**RECORDS FOR THE TASK:**
§ §
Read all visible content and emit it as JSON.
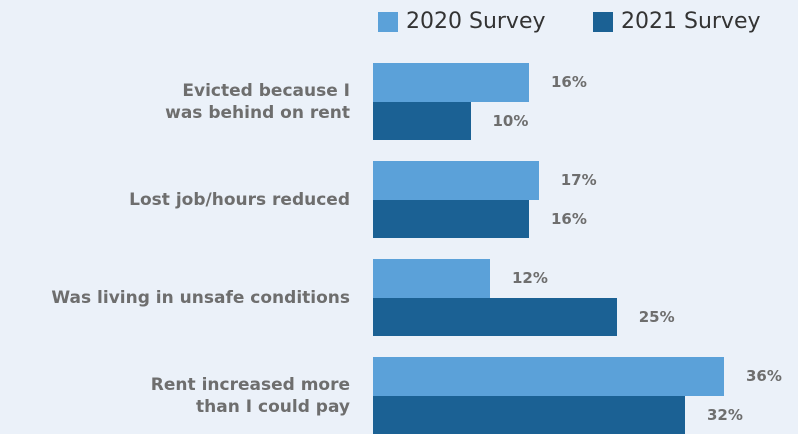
{
  "chart_data": {
    "type": "bar",
    "orientation": "horizontal",
    "categories": [
      "Evicted because I\nwas behind on rent",
      "Lost job/hours reduced",
      "Was living in unsafe conditions",
      "Rent increased more\nthan I could pay"
    ],
    "series": [
      {
        "name": "2020 Survey",
        "color": "#5ba1d9",
        "values": [
          16,
          17,
          12,
          36
        ],
        "value_labels": [
          "16%",
          "17%",
          "12%",
          "36%"
        ]
      },
      {
        "name": "2021 Survey",
        "color": "#1b6194",
        "values": [
          10,
          16,
          25,
          32
        ],
        "value_labels": [
          "10%",
          "16%",
          "25%",
          "32%"
        ]
      }
    ],
    "legend": "top-right"
  }
}
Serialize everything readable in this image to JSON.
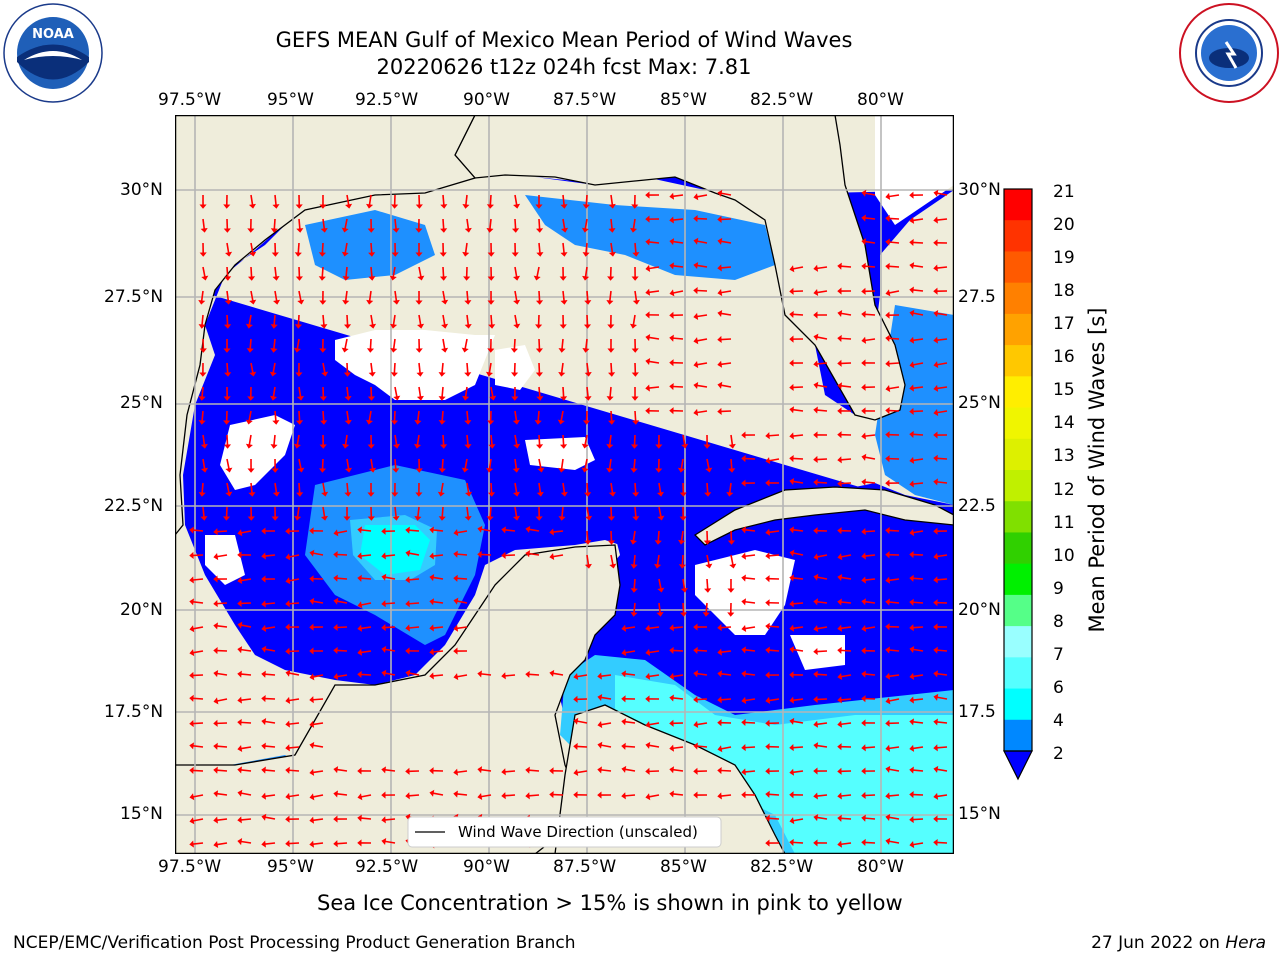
{
  "title": {
    "line1": "GEFS MEAN Gulf of Mexico Mean Period of Wind Waves",
    "line2": "20220626 t12z 024h fcst   Max: 7.81"
  },
  "map": {
    "lon_labels": [
      "97.5°W",
      "95°W",
      "92.5°W",
      "90°W",
      "87.5°W",
      "85°W",
      "82.5°W",
      "80°W"
    ],
    "lat_labels_left": [
      "30°N",
      "27.5°N",
      "25°N",
      "22.5°N",
      "20°N",
      "17.5°N",
      "15°N"
    ],
    "lat_labels_right": [
      "30°N",
      "27.5",
      "25°N",
      "22.5",
      "20°N",
      "17.5",
      "15°N"
    ],
    "legend_text": "Wind Wave Direction (unscaled)",
    "land_color": "#efeddb",
    "water_color": "#0000ff",
    "arrow_color": "#ff0000"
  },
  "colorbar": {
    "label": "Mean Period of Wind Waves [s]",
    "ticks": [
      "21",
      "20",
      "19",
      "18",
      "17",
      "16",
      "15",
      "14",
      "13",
      "12",
      "11",
      "10",
      "9",
      "8",
      "7",
      "6",
      "4",
      "2"
    ],
    "colors": [
      "#ff0000",
      "#ff3300",
      "#ff5a00",
      "#ff8000",
      "#ffa200",
      "#ffc800",
      "#ffee00",
      "#f0f500",
      "#ddf000",
      "#c0f000",
      "#80e000",
      "#30d000",
      "#00f000",
      "#55ff88",
      "#99ffff",
      "#55ffff",
      "#00ffff",
      "#0088ff"
    ]
  },
  "notes": {
    "sea_ice": "Sea Ice Concentration > 15% is shown in pink to yellow"
  },
  "footer": {
    "left": "NCEP/EMC/Verification Post Processing Product Generation Branch",
    "right_prefix": "27 Jun 2022 on ",
    "right_host": "Hera"
  },
  "logos": {
    "noaa_text": "NOAA",
    "nws_text": "NATIONAL WEATHER SERVICE"
  }
}
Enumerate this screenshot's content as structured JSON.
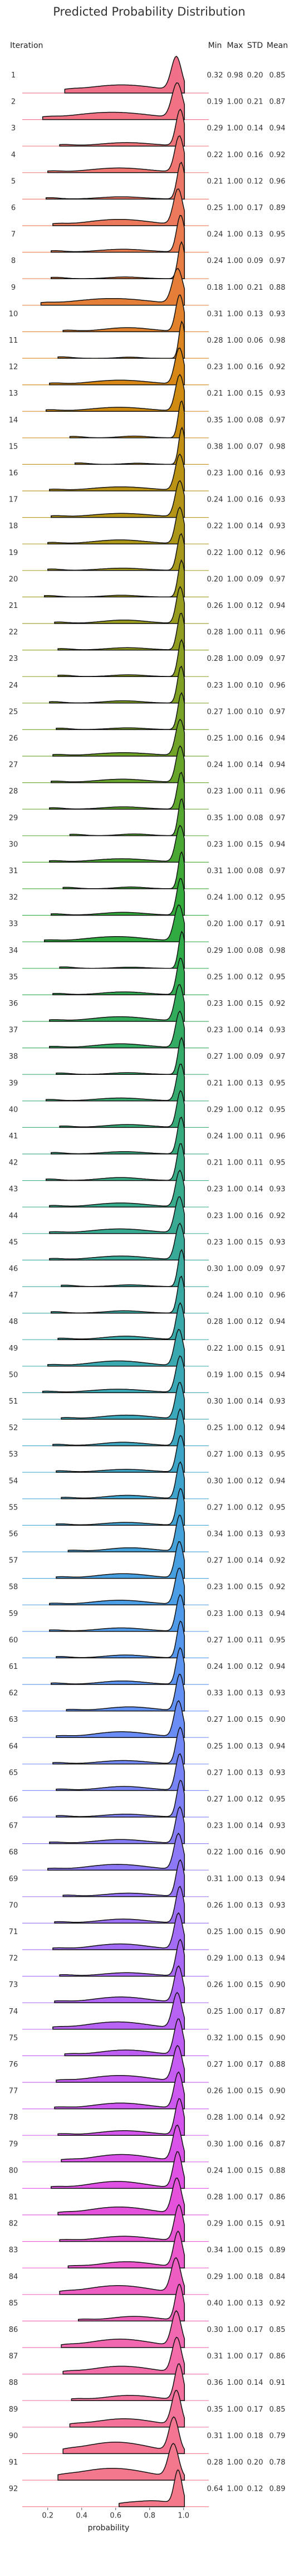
{
  "chart_data": {
    "type": "ridgeline",
    "title": "Predicted Probability Distribution",
    "ylabel": "Iteration",
    "xlabel": "probability",
    "xticks": [
      "0.2",
      "0.4",
      "0.6",
      "0.8",
      "1.0"
    ],
    "xlim": [
      0.05,
      1.05
    ],
    "stat_headers": [
      "Min",
      "Max",
      "STD",
      "Mean"
    ],
    "grid": false,
    "rows": [
      {
        "iteration": "1",
        "min": "0.32",
        "max": "0.98",
        "std": "0.20",
        "mean": "0.85",
        "color": "#f0708a"
      },
      {
        "iteration": "2",
        "min": "0.19",
        "max": "1.00",
        "std": "0.21",
        "mean": "0.87",
        "color": "#f07283"
      },
      {
        "iteration": "3",
        "min": "0.29",
        "max": "1.00",
        "std": "0.14",
        "mean": "0.94",
        "color": "#ef747a"
      },
      {
        "iteration": "4",
        "min": "0.22",
        "max": "1.00",
        "std": "0.16",
        "mean": "0.92",
        "color": "#ee7570"
      },
      {
        "iteration": "5",
        "min": "0.21",
        "max": "1.00",
        "std": "0.12",
        "mean": "0.96",
        "color": "#ed7766"
      },
      {
        "iteration": "6",
        "min": "0.25",
        "max": "1.00",
        "std": "0.17",
        "mean": "0.89",
        "color": "#ec795b"
      },
      {
        "iteration": "7",
        "min": "0.24",
        "max": "1.00",
        "std": "0.13",
        "mean": "0.95",
        "color": "#ea7b4f"
      },
      {
        "iteration": "8",
        "min": "0.24",
        "max": "1.00",
        "std": "0.09",
        "mean": "0.97",
        "color": "#e87d44"
      },
      {
        "iteration": "9",
        "min": "0.18",
        "max": "1.00",
        "std": "0.21",
        "mean": "0.88",
        "color": "#e57f38"
      },
      {
        "iteration": "10",
        "min": "0.31",
        "max": "1.00",
        "std": "0.13",
        "mean": "0.93",
        "color": "#e1812c"
      },
      {
        "iteration": "11",
        "min": "0.28",
        "max": "1.00",
        "std": "0.06",
        "mean": "0.98",
        "color": "#dc8420"
      },
      {
        "iteration": "12",
        "min": "0.23",
        "max": "1.00",
        "std": "0.16",
        "mean": "0.92",
        "color": "#d68715"
      },
      {
        "iteration": "13",
        "min": "0.21",
        "max": "1.00",
        "std": "0.15",
        "mean": "0.93",
        "color": "#cf8a10"
      },
      {
        "iteration": "14",
        "min": "0.35",
        "max": "1.00",
        "std": "0.08",
        "mean": "0.97",
        "color": "#c88d10"
      },
      {
        "iteration": "15",
        "min": "0.38",
        "max": "1.00",
        "std": "0.07",
        "mean": "0.98",
        "color": "#c18f12"
      },
      {
        "iteration": "16",
        "min": "0.23",
        "max": "1.00",
        "std": "0.16",
        "mean": "0.93",
        "color": "#ba9214"
      },
      {
        "iteration": "17",
        "min": "0.24",
        "max": "1.00",
        "std": "0.16",
        "mean": "0.93",
        "color": "#b39416"
      },
      {
        "iteration": "18",
        "min": "0.22",
        "max": "1.00",
        "std": "0.14",
        "mean": "0.93",
        "color": "#ac9618"
      },
      {
        "iteration": "19",
        "min": "0.22",
        "max": "1.00",
        "std": "0.12",
        "mean": "0.96",
        "color": "#a5981a"
      },
      {
        "iteration": "20",
        "min": "0.20",
        "max": "1.00",
        "std": "0.09",
        "mean": "0.97",
        "color": "#9e9a1c"
      },
      {
        "iteration": "21",
        "min": "0.26",
        "max": "1.00",
        "std": "0.12",
        "mean": "0.94",
        "color": "#979c1e"
      },
      {
        "iteration": "22",
        "min": "0.28",
        "max": "1.00",
        "std": "0.11",
        "mean": "0.96",
        "color": "#909d20"
      },
      {
        "iteration": "23",
        "min": "0.28",
        "max": "1.00",
        "std": "0.09",
        "mean": "0.97",
        "color": "#889f22"
      },
      {
        "iteration": "24",
        "min": "0.23",
        "max": "1.00",
        "std": "0.10",
        "mean": "0.96",
        "color": "#80a024"
      },
      {
        "iteration": "25",
        "min": "0.27",
        "max": "1.00",
        "std": "0.10",
        "mean": "0.97",
        "color": "#78a226"
      },
      {
        "iteration": "26",
        "min": "0.25",
        "max": "1.00",
        "std": "0.16",
        "mean": "0.94",
        "color": "#70a328"
      },
      {
        "iteration": "27",
        "min": "0.24",
        "max": "1.00",
        "std": "0.14",
        "mean": "0.94",
        "color": "#67a52a"
      },
      {
        "iteration": "28",
        "min": "0.23",
        "max": "1.00",
        "std": "0.11",
        "mean": "0.96",
        "color": "#5ea62c"
      },
      {
        "iteration": "29",
        "min": "0.35",
        "max": "1.00",
        "std": "0.08",
        "mean": "0.97",
        "color": "#54a72f"
      },
      {
        "iteration": "30",
        "min": "0.23",
        "max": "1.00",
        "std": "0.15",
        "mean": "0.94",
        "color": "#49a832"
      },
      {
        "iteration": "31",
        "min": "0.31",
        "max": "1.00",
        "std": "0.08",
        "mean": "0.97",
        "color": "#3ea936"
      },
      {
        "iteration": "32",
        "min": "0.24",
        "max": "1.00",
        "std": "0.12",
        "mean": "0.95",
        "color": "#33aa3b"
      },
      {
        "iteration": "33",
        "min": "0.20",
        "max": "1.00",
        "std": "0.17",
        "mean": "0.91",
        "color": "#2fab42"
      },
      {
        "iteration": "34",
        "min": "0.29",
        "max": "1.00",
        "std": "0.08",
        "mean": "0.98",
        "color": "#2fab4a"
      },
      {
        "iteration": "35",
        "min": "0.25",
        "max": "1.00",
        "std": "0.12",
        "mean": "0.95",
        "color": "#31ab52"
      },
      {
        "iteration": "36",
        "min": "0.23",
        "max": "1.00",
        "std": "0.15",
        "mean": "0.92",
        "color": "#32ab5a"
      },
      {
        "iteration": "37",
        "min": "0.23",
        "max": "1.00",
        "std": "0.14",
        "mean": "0.93",
        "color": "#33ab62"
      },
      {
        "iteration": "38",
        "min": "0.27",
        "max": "1.00",
        "std": "0.09",
        "mean": "0.97",
        "color": "#34ab69"
      },
      {
        "iteration": "39",
        "min": "0.21",
        "max": "1.00",
        "std": "0.13",
        "mean": "0.95",
        "color": "#35ab70"
      },
      {
        "iteration": "40",
        "min": "0.29",
        "max": "1.00",
        "std": "0.12",
        "mean": "0.95",
        "color": "#36ab77"
      },
      {
        "iteration": "41",
        "min": "0.24",
        "max": "1.00",
        "std": "0.11",
        "mean": "0.96",
        "color": "#36ab7e"
      },
      {
        "iteration": "42",
        "min": "0.21",
        "max": "1.00",
        "std": "0.11",
        "mean": "0.95",
        "color": "#37ab85"
      },
      {
        "iteration": "43",
        "min": "0.23",
        "max": "1.00",
        "std": "0.14",
        "mean": "0.93",
        "color": "#37ab8b"
      },
      {
        "iteration": "44",
        "min": "0.23",
        "max": "1.00",
        "std": "0.16",
        "mean": "0.92",
        "color": "#38aa91"
      },
      {
        "iteration": "45",
        "min": "0.23",
        "max": "1.00",
        "std": "0.15",
        "mean": "0.93",
        "color": "#38aa97"
      },
      {
        "iteration": "46",
        "min": "0.30",
        "max": "1.00",
        "std": "0.09",
        "mean": "0.97",
        "color": "#39aa9d"
      },
      {
        "iteration": "47",
        "min": "0.24",
        "max": "1.00",
        "std": "0.10",
        "mean": "0.96",
        "color": "#39aaa3"
      },
      {
        "iteration": "48",
        "min": "0.28",
        "max": "1.00",
        "std": "0.12",
        "mean": "0.94",
        "color": "#39a9a9"
      },
      {
        "iteration": "49",
        "min": "0.22",
        "max": "1.00",
        "std": "0.15",
        "mean": "0.91",
        "color": "#3aa9af"
      },
      {
        "iteration": "50",
        "min": "0.19",
        "max": "1.00",
        "std": "0.15",
        "mean": "0.94",
        "color": "#3aa8b5"
      },
      {
        "iteration": "51",
        "min": "0.30",
        "max": "1.00",
        "std": "0.14",
        "mean": "0.93",
        "color": "#3ba7bb"
      },
      {
        "iteration": "52",
        "min": "0.25",
        "max": "1.00",
        "std": "0.12",
        "mean": "0.94",
        "color": "#3ca6c1"
      },
      {
        "iteration": "53",
        "min": "0.27",
        "max": "1.00",
        "std": "0.13",
        "mean": "0.95",
        "color": "#3da5c7"
      },
      {
        "iteration": "54",
        "min": "0.30",
        "max": "1.00",
        "std": "0.12",
        "mean": "0.94",
        "color": "#3fa4cd"
      },
      {
        "iteration": "55",
        "min": "0.27",
        "max": "1.00",
        "std": "0.12",
        "mean": "0.95",
        "color": "#41a3d3"
      },
      {
        "iteration": "56",
        "min": "0.34",
        "max": "1.00",
        "std": "0.13",
        "mean": "0.93",
        "color": "#44a1d9"
      },
      {
        "iteration": "57",
        "min": "0.27",
        "max": "1.00",
        "std": "0.14",
        "mean": "0.92",
        "color": "#479fdf"
      },
      {
        "iteration": "58",
        "min": "0.23",
        "max": "1.00",
        "std": "0.15",
        "mean": "0.92",
        "color": "#4b9de5"
      },
      {
        "iteration": "59",
        "min": "0.23",
        "max": "1.00",
        "std": "0.13",
        "mean": "0.94",
        "color": "#509aea"
      },
      {
        "iteration": "60",
        "min": "0.27",
        "max": "1.00",
        "std": "0.11",
        "mean": "0.95",
        "color": "#5697ee"
      },
      {
        "iteration": "61",
        "min": "0.24",
        "max": "1.00",
        "std": "0.12",
        "mean": "0.94",
        "color": "#5c94f1"
      },
      {
        "iteration": "62",
        "min": "0.33",
        "max": "1.00",
        "std": "0.13",
        "mean": "0.93",
        "color": "#6390f3"
      },
      {
        "iteration": "63",
        "min": "0.27",
        "max": "1.00",
        "std": "0.15",
        "mean": "0.90",
        "color": "#6a8cf5"
      },
      {
        "iteration": "64",
        "min": "0.25",
        "max": "1.00",
        "std": "0.13",
        "mean": "0.94",
        "color": "#7188f6"
      },
      {
        "iteration": "65",
        "min": "0.27",
        "max": "1.00",
        "std": "0.13",
        "mean": "0.93",
        "color": "#7884f6"
      },
      {
        "iteration": "66",
        "min": "0.27",
        "max": "1.00",
        "std": "0.12",
        "mean": "0.95",
        "color": "#7f80f6"
      },
      {
        "iteration": "67",
        "min": "0.23",
        "max": "1.00",
        "std": "0.14",
        "mean": "0.93",
        "color": "#867cf6"
      },
      {
        "iteration": "68",
        "min": "0.22",
        "max": "1.00",
        "std": "0.16",
        "mean": "0.90",
        "color": "#8d78f5"
      },
      {
        "iteration": "69",
        "min": "0.31",
        "max": "1.00",
        "std": "0.13",
        "mean": "0.94",
        "color": "#9474f5"
      },
      {
        "iteration": "70",
        "min": "0.26",
        "max": "1.00",
        "std": "0.13",
        "mean": "0.93",
        "color": "#9b70f5"
      },
      {
        "iteration": "71",
        "min": "0.25",
        "max": "1.00",
        "std": "0.15",
        "mean": "0.90",
        "color": "#a26cf5"
      },
      {
        "iteration": "72",
        "min": "0.29",
        "max": "1.00",
        "std": "0.13",
        "mean": "0.94",
        "color": "#a969f4"
      },
      {
        "iteration": "73",
        "min": "0.26",
        "max": "1.00",
        "std": "0.15",
        "mean": "0.90",
        "color": "#b065f4"
      },
      {
        "iteration": "74",
        "min": "0.25",
        "max": "1.00",
        "std": "0.17",
        "mean": "0.87",
        "color": "#b762f3"
      },
      {
        "iteration": "75",
        "min": "0.32",
        "max": "1.00",
        "std": "0.15",
        "mean": "0.90",
        "color": "#be5ef2"
      },
      {
        "iteration": "76",
        "min": "0.27",
        "max": "1.00",
        "std": "0.17",
        "mean": "0.88",
        "color": "#c55bf1"
      },
      {
        "iteration": "77",
        "min": "0.26",
        "max": "1.00",
        "std": "0.15",
        "mean": "0.90",
        "color": "#cc58ef"
      },
      {
        "iteration": "78",
        "min": "0.28",
        "max": "1.00",
        "std": "0.14",
        "mean": "0.92",
        "color": "#d355ec"
      },
      {
        "iteration": "79",
        "min": "0.30",
        "max": "1.00",
        "std": "0.16",
        "mean": "0.87",
        "color": "#d953e8"
      },
      {
        "iteration": "80",
        "min": "0.24",
        "max": "1.00",
        "std": "0.15",
        "mean": "0.88",
        "color": "#df52e3"
      },
      {
        "iteration": "81",
        "min": "0.28",
        "max": "1.00",
        "std": "0.17",
        "mean": "0.86",
        "color": "#e452dc"
      },
      {
        "iteration": "82",
        "min": "0.29",
        "max": "1.00",
        "std": "0.15",
        "mean": "0.91",
        "color": "#e854d4"
      },
      {
        "iteration": "83",
        "min": "0.34",
        "max": "1.00",
        "std": "0.15",
        "mean": "0.89",
        "color": "#eb58cb"
      },
      {
        "iteration": "84",
        "min": "0.29",
        "max": "1.00",
        "std": "0.18",
        "mean": "0.84",
        "color": "#ee5dc2"
      },
      {
        "iteration": "85",
        "min": "0.40",
        "max": "1.00",
        "std": "0.13",
        "mean": "0.92",
        "color": "#f062b9"
      },
      {
        "iteration": "86",
        "min": "0.30",
        "max": "1.00",
        "std": "0.17",
        "mean": "0.85",
        "color": "#f167b0"
      },
      {
        "iteration": "87",
        "min": "0.31",
        "max": "1.00",
        "std": "0.17",
        "mean": "0.86",
        "color": "#f26ca7"
      },
      {
        "iteration": "88",
        "min": "0.36",
        "max": "1.00",
        "std": "0.14",
        "mean": "0.91",
        "color": "#f3709f"
      },
      {
        "iteration": "89",
        "min": "0.35",
        "max": "1.00",
        "std": "0.17",
        "mean": "0.85",
        "color": "#f37398"
      },
      {
        "iteration": "90",
        "min": "0.31",
        "max": "1.00",
        "std": "0.18",
        "mean": "0.79",
        "color": "#f37592"
      },
      {
        "iteration": "91",
        "min": "0.28",
        "max": "1.00",
        "std": "0.20",
        "mean": "0.78",
        "color": "#f3778d"
      },
      {
        "iteration": "92",
        "min": "0.64",
        "max": "1.00",
        "std": "0.12",
        "mean": "0.89",
        "color": "#f37889"
      }
    ]
  }
}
§ §
**AIM OF THE TASK:** Find the lines containing "Wind" and pull them out.

**COMPLETED EXERCISE:**
    "line1": "GEFS MEAN Gulf of Mexico Mean Period of Wind Waves",
    "legend_text": "Wind Wave Direction (unscaled)",
    "label": "Mean Period of Wind Waves [s]",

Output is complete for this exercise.